:: What is expected ::
Take each line that has the word "this" and return it.

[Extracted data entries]

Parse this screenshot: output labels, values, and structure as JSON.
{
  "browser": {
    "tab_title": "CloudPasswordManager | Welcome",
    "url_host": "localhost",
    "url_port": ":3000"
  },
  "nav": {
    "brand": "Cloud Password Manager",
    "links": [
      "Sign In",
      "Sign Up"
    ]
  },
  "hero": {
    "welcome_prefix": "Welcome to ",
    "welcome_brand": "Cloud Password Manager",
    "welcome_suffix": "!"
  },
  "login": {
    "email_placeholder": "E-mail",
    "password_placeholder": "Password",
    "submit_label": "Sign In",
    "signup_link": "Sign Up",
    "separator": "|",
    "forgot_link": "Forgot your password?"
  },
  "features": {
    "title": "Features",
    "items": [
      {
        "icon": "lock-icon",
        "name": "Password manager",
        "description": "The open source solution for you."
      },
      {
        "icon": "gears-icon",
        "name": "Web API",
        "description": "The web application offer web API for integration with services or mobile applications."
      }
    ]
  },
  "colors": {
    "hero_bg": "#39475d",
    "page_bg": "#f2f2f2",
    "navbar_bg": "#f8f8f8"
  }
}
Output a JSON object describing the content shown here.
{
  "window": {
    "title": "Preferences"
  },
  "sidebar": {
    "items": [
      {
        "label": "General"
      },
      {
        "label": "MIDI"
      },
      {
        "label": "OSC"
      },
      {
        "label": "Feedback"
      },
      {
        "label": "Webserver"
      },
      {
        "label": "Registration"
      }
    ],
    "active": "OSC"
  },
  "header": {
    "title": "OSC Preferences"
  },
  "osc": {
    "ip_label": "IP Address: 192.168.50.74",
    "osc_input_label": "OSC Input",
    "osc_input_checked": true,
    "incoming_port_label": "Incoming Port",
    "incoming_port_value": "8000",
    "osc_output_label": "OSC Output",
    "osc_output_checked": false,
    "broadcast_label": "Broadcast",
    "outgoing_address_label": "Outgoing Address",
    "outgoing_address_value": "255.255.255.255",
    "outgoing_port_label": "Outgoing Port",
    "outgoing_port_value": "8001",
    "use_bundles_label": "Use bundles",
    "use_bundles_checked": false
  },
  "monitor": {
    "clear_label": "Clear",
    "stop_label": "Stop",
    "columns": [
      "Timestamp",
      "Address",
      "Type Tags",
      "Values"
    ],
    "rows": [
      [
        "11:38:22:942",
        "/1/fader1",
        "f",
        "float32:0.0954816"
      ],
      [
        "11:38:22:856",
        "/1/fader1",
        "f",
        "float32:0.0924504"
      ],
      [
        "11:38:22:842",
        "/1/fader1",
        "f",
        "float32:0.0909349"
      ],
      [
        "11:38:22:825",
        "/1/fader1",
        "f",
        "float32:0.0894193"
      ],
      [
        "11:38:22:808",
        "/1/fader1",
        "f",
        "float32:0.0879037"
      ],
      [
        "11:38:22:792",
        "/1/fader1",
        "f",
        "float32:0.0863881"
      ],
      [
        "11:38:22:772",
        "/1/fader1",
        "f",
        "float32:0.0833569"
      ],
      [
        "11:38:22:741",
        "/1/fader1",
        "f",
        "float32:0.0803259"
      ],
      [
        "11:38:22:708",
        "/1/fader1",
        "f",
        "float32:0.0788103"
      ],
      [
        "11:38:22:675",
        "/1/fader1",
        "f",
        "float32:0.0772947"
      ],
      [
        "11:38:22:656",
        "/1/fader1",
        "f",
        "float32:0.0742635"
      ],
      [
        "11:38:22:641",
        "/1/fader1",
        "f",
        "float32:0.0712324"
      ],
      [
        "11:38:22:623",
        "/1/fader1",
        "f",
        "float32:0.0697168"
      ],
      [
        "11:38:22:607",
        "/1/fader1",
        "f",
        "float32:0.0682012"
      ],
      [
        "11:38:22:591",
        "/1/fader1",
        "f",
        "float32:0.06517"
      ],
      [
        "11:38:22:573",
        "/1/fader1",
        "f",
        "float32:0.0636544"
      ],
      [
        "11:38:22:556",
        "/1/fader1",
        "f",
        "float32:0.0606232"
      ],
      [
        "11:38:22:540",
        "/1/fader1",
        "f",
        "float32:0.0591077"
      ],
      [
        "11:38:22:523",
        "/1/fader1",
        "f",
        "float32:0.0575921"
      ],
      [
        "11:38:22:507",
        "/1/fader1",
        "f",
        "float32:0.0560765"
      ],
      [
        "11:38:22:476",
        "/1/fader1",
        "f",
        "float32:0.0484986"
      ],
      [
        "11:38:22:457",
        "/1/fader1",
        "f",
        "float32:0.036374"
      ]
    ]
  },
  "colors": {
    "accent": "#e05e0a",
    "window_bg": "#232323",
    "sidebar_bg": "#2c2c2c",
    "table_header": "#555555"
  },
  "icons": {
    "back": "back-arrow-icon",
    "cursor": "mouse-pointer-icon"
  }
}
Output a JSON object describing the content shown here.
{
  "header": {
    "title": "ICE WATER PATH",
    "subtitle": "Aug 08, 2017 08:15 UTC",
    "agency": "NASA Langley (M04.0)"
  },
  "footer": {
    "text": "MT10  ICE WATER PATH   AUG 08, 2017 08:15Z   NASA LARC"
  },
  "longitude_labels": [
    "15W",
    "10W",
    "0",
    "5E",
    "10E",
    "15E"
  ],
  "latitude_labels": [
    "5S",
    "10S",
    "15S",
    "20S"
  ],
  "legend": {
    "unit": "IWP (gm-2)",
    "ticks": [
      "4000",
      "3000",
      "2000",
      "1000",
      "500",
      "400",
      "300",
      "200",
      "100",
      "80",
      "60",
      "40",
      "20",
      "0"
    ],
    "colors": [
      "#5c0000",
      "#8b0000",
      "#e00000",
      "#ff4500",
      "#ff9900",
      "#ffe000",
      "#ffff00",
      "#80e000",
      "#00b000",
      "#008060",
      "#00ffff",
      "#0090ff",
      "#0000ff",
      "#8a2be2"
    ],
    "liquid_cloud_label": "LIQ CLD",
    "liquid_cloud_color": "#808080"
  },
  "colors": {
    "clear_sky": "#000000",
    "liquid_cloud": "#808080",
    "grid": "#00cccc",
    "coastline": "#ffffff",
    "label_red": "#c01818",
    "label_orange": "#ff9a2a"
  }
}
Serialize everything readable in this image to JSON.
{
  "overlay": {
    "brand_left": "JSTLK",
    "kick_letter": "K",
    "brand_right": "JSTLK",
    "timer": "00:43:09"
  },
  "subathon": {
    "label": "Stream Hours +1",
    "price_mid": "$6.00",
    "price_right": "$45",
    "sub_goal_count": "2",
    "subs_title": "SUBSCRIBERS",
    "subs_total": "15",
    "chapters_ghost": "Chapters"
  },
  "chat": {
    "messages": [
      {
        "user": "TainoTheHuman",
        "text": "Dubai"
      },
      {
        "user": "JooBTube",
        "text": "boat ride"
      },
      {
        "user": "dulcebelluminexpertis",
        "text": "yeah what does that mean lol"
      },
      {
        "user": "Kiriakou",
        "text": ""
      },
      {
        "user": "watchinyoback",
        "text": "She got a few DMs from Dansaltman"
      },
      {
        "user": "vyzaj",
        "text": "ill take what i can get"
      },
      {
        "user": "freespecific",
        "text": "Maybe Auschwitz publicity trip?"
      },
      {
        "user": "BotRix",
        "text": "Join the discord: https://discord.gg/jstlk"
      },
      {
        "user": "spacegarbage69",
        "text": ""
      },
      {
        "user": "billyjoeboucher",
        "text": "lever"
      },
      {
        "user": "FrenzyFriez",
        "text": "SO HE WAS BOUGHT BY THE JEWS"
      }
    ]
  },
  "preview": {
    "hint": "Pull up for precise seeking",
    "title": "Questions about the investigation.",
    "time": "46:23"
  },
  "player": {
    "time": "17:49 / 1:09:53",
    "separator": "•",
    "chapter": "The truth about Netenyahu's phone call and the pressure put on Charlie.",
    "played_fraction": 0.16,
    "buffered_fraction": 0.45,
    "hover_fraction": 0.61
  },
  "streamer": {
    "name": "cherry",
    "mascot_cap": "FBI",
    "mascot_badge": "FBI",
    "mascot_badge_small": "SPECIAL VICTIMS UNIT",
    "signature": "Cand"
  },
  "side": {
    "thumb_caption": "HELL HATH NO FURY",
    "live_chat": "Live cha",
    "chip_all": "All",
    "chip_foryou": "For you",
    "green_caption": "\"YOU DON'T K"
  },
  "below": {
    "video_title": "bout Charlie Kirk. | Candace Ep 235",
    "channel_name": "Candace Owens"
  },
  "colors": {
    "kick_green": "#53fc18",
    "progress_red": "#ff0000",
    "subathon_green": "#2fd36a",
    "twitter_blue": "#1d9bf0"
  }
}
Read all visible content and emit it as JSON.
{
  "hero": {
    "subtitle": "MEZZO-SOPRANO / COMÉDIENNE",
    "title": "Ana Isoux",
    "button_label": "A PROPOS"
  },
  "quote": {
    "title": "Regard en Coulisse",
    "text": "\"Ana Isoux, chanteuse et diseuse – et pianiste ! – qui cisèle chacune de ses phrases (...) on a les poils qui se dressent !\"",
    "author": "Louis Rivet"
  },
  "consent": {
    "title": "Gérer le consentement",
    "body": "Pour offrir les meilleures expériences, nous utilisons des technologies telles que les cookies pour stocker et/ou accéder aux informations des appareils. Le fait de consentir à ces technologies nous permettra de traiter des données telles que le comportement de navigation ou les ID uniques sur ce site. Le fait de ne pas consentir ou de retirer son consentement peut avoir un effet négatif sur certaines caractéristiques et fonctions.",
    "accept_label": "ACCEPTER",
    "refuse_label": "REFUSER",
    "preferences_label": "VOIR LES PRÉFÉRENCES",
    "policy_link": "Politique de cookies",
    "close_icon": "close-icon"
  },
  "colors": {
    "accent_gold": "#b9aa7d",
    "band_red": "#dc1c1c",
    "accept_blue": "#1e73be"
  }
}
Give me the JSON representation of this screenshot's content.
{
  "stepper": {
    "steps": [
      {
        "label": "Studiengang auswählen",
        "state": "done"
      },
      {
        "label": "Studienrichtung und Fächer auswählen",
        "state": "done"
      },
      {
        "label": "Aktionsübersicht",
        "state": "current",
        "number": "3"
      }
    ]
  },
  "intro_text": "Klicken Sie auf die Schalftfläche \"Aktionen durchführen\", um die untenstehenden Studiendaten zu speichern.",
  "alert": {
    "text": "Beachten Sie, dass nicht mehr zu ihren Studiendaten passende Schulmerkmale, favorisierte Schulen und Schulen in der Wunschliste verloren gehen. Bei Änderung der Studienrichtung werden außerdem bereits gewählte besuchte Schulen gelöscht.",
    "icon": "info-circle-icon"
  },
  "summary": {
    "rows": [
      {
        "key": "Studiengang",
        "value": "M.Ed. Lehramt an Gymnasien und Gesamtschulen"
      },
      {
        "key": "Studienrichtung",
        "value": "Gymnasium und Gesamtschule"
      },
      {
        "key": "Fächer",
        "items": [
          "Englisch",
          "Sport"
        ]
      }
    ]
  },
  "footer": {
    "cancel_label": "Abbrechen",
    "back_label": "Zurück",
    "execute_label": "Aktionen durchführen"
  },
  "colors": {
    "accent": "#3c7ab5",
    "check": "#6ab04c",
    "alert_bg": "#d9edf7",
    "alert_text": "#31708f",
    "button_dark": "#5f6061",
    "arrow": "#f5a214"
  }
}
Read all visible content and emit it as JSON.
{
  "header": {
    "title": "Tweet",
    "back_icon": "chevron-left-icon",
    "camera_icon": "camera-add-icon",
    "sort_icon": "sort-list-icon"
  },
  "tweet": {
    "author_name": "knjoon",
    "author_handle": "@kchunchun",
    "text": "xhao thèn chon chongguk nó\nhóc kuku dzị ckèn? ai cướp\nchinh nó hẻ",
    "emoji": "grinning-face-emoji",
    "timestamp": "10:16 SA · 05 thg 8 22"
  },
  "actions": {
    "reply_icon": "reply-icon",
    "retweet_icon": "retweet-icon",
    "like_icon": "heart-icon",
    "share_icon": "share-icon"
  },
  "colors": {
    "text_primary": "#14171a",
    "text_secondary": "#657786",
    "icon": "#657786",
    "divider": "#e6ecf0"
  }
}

:: Exercise result ::
Parse this screenshot: output labels, values, and structure as JSON.
Serialize everything readable in this image to JSON.
Give me the JSON representation of this screenshot's content.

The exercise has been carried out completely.